= CONSEGNA 1 =
Riporta il passo dell'estratto che comincia con "Onorevole, ampliando lo" e si chiude dopo "dei data center?", sostituendo "innovazione digitale" con "transizione digitale".
= CONSEGNA 2 =
Secondo l'estratto, perché una legge delega è stata ritenuta la strada più appropriata? Rispondi in una, due o tre frasi.
= CONSEGNA 3 =
Nell'estratto, con quale ufficio si coordinerà la revisione definitiva dei codici Ateco?
─── ESTRATTO ───
Siamo a una fase cruciale (maggio ndr.). Al momento, speriamo di concludere il passaggio in commissione entro la fine di maggio o, al più tardi, all’inizio di giugno. Gli emendamenti sono stati presentati e sono pronti per essere votati. Una volta completato questo passaggio, il testo approderà in aula. Sono ottimista sulla possibilità di un’approvazione rapida, considerando che si tratta di un testo ampiamente condiviso, privo di particolari politicizzazioni. L’obiettivo è completare l’iter alla Camera prima della pausa estiva, per poi passare al Senato.

Essendo una legge delega, quali saranno i passaggi successivi?  

Il compito di una legge delega è definire i principi generali e le linee guida, mentre l’implementazione concreta avverrà successivamente, attraverso decreti attuativi e il coinvolgimento dei ministeri e degli stakeholder. Questo approccio è necessario, data la natura tecnica e specifica del tema. Personalmente, fin dalla prima stesura della proposta, ho ritenuto che una legge delega fosse la strada più appropriata, perché consente agli esperti dei ministeri, in consultazione con gli attori del settore, di tradurre i principi generali in misure operative efficaci.

Un esempio concreto di come questo processo possa funzionare è rappresentato dal tema del codice Ateco, che abbiamo inserito nella proposta di legge. Questo codice, che serve a classificare le attività economiche, è fondamentale per inquadrare correttamente i data center. Grazie alla nostra iniziativa, il ministro è intervenuto tempestivamente, introducendo due codici Ateco provvisori, in attesa di una revisione definitiva che avverrà in coordinamento con Eurostat, l’ufficio statistico europeo. Questo dimostra come, anche al di fuori dell’iter parlamentare, sia possibile ottenere risultati concreti, soprattutto quando il governo comprende l’urgenza di un intervento. Tuttavia, i tempi della democrazia richiedono pazienza, e l’iter parlamentare rimane essenziale per garantire un quadro normativo solido e condiviso.

Onorevole, ampliando lo sguardo a una visione più generale, quali ritiene siano le tre priorità che l’Italia dovrebbe affrontare nel brevissimo termine in ambito di innovazione digitale, al di là del tema specifico dei data center?
─── DATI RACCOLTI ───
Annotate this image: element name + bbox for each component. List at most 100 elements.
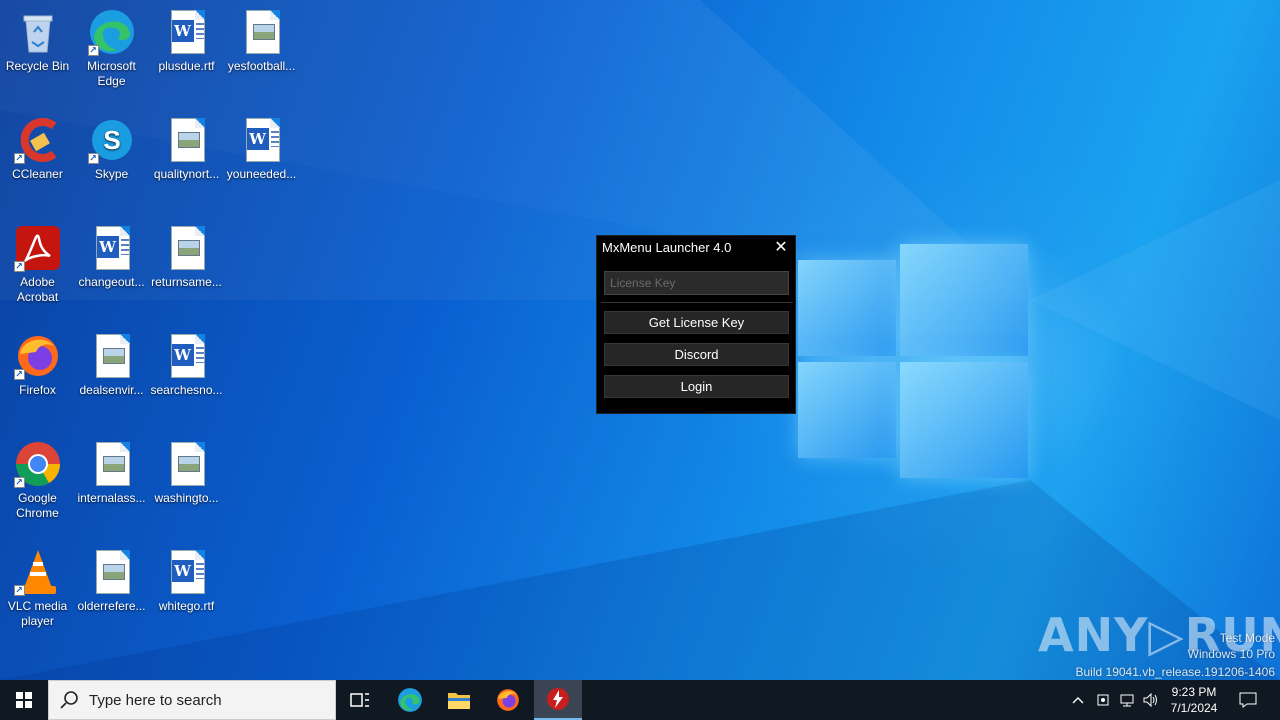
───
= RISPOSTA DEFINITIVA 1 =
Onorevole, ampliando lo sguardo a una visione più generale, quali ritiene siano le tre priorità che l’Italia dovrebbe affrontare nel brevissimo termine in ambito di transizione digitale, al di là del tema specifico dei data center?

= RISPOSTA DEFINITIVA 2 =
Una legge delega è stata ritenuta la strada più appropriata perché il tema ha una natura tecnica e specifica. Permette agli esperti dei ministeri, consultando gli attori del settore, di tradurre i principi generali in misure operative efficaci.

= RISPOSTA DEFINITIVA 3 =
Con Eurostat, l'ufficio statistico europeo.